AIM OF THE TASK: Repeat the part of the PostgreSQL thread on row-level security that opens with the words containing "Michael Paquier <michael.paquier@gmail.com>" and closes with "burst in activity.", copying it word for word.

EXCERPT PROVIDED:
———
Michael Paquier <michael.paquier@gmail.com> writes:
> On Wed, Nov 2, 2016 at 12:09 AM, <david.turon@linuxbox.cz> wrote:
>> we tried new feature RLS - tested on postgres 9.5.3 / CentOS6. When we turn
>> on ENABLE RLS + FORCE RLS on normal workload cause huge produce checkpoints
>> (about 30x or more), our disk partition for xlog was full and log shipping
>> to replica maybe delayed removing old checkpoints. Have anybody same
>> experiences after turn on RLS? Looks like more buffers set as dirty. Yes,
>> we can provide more space for xlog, but it will take much more space for
>> xlog backups. We do not know if it's worth it. We had log_checkpoints ON and
>> I send log as attachment (RLS Turn ON at 13:26).
> Interesting, I don't recall RLS generating a burst in activity.
I have an idea about a partial explanation for that. RLS restrictions on
UPDATE, DELETE, or SELECT FOR UPDATE target tables cause extra LockRows
plan nodes to be generated, and in turn that would cause extra WAL
activity to track the row-lock-taking. But it's hard to see how you get
to a 30X bloat factor that way. The XLOG_HEAP_LOCK records would be no
larger than the subsequent updates, certainly, so if RLS isn't really
doing anything then this should be strictly less than a 2X penalty.
———
(Listings of element locations)
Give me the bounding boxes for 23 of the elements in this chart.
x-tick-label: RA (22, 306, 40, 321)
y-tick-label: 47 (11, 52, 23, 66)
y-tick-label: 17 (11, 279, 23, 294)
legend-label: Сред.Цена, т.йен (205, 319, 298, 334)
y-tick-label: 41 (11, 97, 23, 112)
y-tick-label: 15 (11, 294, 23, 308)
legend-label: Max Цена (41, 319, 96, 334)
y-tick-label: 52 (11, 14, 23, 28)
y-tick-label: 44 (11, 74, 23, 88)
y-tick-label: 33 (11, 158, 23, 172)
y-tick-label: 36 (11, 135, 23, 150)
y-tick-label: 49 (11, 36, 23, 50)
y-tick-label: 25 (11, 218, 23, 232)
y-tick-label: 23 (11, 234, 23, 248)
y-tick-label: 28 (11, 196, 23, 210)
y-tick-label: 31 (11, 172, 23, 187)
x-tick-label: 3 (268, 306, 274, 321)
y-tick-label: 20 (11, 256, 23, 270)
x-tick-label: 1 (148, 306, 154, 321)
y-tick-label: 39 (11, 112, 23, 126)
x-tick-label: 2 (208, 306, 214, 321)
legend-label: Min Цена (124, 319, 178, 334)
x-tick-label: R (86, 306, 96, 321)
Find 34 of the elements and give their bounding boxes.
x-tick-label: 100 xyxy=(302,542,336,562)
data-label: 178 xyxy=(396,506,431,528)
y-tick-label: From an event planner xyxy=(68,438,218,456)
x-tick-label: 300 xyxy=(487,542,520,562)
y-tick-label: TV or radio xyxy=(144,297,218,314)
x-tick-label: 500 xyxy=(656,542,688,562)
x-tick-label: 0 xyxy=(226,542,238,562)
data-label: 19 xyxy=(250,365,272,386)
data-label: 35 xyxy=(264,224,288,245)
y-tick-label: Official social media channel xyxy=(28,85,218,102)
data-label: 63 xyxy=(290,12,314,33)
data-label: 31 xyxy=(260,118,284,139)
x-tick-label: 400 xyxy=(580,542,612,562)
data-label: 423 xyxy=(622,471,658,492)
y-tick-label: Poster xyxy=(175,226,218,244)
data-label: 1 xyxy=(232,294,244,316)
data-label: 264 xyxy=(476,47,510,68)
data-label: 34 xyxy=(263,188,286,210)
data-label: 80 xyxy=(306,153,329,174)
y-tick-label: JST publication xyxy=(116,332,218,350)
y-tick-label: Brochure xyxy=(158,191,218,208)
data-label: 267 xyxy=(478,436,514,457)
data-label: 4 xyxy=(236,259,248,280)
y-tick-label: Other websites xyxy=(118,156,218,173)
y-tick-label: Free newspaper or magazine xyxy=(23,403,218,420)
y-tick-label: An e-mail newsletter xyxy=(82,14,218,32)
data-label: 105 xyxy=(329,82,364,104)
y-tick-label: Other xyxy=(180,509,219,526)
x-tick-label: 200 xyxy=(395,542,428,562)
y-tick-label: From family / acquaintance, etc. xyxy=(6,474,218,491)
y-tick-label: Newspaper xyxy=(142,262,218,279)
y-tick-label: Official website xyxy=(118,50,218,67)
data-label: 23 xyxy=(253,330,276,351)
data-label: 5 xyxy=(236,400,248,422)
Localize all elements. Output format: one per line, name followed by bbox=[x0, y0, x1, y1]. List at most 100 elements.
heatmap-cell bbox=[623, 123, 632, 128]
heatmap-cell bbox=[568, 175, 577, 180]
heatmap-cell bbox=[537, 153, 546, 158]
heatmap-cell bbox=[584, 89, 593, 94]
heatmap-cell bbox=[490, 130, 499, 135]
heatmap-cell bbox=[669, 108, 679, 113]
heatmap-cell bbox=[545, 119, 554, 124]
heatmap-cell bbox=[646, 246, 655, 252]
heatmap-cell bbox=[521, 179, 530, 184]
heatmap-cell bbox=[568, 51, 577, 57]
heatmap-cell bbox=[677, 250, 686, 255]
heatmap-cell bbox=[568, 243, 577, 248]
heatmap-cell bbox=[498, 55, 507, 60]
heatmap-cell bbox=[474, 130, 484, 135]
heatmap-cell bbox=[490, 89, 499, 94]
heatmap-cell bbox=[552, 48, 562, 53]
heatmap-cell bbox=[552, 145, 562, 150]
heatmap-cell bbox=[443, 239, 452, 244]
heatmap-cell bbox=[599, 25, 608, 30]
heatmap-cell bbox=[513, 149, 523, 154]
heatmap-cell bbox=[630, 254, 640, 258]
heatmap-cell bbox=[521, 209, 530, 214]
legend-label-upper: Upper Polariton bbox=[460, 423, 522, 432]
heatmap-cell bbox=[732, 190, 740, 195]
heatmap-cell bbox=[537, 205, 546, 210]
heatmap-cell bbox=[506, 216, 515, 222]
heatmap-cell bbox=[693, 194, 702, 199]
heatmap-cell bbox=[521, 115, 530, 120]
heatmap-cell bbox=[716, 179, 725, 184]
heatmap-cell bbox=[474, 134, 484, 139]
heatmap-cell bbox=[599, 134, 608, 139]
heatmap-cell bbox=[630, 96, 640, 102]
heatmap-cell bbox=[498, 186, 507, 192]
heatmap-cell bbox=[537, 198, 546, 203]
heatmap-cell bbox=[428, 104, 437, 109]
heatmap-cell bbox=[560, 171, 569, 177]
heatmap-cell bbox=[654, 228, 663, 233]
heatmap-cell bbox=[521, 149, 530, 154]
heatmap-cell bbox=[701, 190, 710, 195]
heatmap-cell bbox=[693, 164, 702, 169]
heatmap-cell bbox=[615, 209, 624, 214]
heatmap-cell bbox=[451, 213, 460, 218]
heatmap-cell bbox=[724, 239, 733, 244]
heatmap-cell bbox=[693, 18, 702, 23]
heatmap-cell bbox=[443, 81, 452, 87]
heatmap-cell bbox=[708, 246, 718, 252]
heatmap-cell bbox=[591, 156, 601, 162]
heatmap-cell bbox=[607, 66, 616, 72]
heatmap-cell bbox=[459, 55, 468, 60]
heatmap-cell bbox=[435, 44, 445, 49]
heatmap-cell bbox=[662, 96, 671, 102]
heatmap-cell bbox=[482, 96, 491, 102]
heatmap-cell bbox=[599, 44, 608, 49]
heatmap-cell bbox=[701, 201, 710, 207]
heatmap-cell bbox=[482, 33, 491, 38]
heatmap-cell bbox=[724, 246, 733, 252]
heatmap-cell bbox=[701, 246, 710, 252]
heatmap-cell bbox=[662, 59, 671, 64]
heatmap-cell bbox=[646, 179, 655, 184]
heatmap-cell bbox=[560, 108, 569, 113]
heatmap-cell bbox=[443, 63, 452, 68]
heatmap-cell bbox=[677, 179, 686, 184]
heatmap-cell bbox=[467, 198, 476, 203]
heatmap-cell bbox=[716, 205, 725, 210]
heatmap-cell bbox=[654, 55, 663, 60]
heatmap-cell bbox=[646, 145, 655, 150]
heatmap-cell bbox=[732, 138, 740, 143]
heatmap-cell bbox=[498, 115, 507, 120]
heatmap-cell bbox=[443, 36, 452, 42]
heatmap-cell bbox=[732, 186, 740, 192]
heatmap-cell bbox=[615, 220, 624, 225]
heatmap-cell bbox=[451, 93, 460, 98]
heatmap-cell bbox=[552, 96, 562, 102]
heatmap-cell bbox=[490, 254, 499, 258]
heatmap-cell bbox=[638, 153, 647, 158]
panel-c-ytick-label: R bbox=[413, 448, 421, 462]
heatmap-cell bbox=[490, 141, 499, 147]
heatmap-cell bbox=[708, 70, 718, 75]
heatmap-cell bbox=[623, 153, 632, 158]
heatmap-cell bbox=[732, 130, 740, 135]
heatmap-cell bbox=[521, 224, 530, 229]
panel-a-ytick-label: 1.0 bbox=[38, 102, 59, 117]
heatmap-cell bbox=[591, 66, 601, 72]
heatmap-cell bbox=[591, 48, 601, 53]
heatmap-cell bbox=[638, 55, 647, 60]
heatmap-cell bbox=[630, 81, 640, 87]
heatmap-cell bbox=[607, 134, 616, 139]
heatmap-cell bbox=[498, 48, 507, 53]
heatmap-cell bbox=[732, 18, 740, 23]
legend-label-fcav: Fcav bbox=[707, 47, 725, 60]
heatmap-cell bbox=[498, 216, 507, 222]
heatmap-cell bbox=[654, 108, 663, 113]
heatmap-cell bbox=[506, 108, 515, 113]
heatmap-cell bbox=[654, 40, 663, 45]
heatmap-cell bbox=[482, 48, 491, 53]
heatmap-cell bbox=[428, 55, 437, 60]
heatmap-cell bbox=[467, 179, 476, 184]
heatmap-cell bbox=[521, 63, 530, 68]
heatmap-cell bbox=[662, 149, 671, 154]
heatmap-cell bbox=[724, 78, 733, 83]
———
SOLUTION TO THE EXERCISE:
Michael Paquier <michael.paquier@gmail.com> writes:
> On Wed, Nov 2, 2016 at 12:09 AM, <david.turon@linuxbox.cz> wrote:
>> we tried new feature RLS - tested on postgres 9.5.3 / CentOS6. When we turn
>> on ENABLE RLS + FORCE RLS on normal workload cause huge produce checkpoints
>> (about 30x or more), our disk partition for xlog was full and log shipping
>> to replica maybe delayed removing old checkpoints. Have anybody same
>> experiences after turn on RLS? Looks like more buffers set as dirty. Yes,
>> we can provide more space for xlog, but it will take much more space for
>> xlog backups. We do not know if it's worth it. We had log_checkpoints ON and
>> I send log as attachment (RLS Turn ON at 13:26).
> Interesting, I don't recall RLS generating a burst in activity.